— begin —

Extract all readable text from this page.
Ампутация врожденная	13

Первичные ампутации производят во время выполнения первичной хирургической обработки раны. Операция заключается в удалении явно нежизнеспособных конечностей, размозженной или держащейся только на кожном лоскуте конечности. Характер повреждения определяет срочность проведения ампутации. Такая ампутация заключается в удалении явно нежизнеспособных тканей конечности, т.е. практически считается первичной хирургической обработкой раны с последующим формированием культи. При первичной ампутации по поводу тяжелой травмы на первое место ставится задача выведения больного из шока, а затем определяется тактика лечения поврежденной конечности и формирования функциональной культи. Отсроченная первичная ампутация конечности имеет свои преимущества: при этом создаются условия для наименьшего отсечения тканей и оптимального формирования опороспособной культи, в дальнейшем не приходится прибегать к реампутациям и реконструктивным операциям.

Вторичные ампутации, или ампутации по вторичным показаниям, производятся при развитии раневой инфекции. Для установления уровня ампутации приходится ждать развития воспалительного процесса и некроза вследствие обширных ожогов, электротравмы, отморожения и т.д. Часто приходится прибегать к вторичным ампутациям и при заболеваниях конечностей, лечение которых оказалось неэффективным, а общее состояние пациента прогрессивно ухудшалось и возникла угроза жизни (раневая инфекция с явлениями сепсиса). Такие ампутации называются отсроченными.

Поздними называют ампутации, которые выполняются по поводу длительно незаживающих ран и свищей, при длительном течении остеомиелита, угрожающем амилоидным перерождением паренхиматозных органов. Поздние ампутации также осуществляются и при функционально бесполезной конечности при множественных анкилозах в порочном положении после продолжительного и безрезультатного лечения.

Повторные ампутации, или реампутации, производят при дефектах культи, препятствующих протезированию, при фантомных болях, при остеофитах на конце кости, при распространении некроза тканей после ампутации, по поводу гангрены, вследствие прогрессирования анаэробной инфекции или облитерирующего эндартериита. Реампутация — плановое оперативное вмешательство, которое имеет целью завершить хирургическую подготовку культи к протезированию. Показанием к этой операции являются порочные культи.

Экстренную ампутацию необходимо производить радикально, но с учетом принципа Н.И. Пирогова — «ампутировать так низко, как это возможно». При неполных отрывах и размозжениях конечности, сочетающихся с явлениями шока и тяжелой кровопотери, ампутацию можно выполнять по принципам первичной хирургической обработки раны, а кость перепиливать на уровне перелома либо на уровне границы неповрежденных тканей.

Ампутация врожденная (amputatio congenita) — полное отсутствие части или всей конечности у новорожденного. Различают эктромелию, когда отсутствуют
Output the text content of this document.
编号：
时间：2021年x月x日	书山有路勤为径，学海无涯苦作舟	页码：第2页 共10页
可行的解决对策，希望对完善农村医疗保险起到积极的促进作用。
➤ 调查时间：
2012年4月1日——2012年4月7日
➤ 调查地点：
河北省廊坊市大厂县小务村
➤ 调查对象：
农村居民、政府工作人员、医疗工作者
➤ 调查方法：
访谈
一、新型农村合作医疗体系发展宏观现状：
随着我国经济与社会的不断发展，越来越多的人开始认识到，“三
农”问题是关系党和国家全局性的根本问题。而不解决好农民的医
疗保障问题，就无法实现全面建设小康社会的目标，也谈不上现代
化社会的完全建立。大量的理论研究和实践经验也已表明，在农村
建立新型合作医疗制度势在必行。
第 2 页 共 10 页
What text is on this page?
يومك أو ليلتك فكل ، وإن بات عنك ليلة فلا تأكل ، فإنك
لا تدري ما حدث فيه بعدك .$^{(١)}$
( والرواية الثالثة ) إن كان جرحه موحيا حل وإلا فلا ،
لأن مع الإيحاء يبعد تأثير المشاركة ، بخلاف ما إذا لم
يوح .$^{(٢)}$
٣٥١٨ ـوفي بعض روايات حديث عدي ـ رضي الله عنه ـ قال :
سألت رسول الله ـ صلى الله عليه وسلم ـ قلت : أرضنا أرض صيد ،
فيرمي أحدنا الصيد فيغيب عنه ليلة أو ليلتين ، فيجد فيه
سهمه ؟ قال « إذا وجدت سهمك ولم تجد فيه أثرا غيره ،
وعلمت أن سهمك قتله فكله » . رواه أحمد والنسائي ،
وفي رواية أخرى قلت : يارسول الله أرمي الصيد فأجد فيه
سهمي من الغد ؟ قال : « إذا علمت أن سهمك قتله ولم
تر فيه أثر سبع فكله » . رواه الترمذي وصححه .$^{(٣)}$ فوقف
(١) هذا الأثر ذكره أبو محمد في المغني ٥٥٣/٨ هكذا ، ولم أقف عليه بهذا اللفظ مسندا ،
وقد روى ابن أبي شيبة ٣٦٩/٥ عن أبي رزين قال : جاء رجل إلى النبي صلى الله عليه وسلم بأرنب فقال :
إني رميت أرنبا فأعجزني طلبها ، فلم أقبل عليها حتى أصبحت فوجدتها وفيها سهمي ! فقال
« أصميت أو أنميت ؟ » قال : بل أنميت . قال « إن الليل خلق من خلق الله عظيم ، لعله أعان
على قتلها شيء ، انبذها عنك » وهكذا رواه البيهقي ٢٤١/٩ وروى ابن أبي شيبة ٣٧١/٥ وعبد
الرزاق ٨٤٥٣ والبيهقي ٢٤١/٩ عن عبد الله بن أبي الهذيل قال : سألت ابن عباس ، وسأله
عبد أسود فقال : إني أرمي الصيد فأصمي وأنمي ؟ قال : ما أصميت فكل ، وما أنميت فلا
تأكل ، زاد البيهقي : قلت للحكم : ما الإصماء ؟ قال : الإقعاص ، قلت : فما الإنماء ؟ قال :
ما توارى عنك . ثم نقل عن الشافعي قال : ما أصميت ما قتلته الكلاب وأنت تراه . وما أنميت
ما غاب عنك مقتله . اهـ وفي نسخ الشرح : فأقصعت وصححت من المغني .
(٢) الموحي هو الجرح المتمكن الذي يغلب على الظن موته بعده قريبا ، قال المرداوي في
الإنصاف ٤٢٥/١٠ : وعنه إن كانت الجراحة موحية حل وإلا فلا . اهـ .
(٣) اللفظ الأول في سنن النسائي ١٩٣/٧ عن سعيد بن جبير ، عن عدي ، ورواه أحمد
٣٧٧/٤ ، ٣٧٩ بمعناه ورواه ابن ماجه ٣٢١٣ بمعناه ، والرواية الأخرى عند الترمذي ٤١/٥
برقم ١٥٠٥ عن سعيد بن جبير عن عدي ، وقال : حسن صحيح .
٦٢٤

— end —

In the entries above, find lines with "text" and copy each.

ANSWER TO THE EXERCISE:
Extract all readable text from this page.
Output the text content of this document.
What text is on this page?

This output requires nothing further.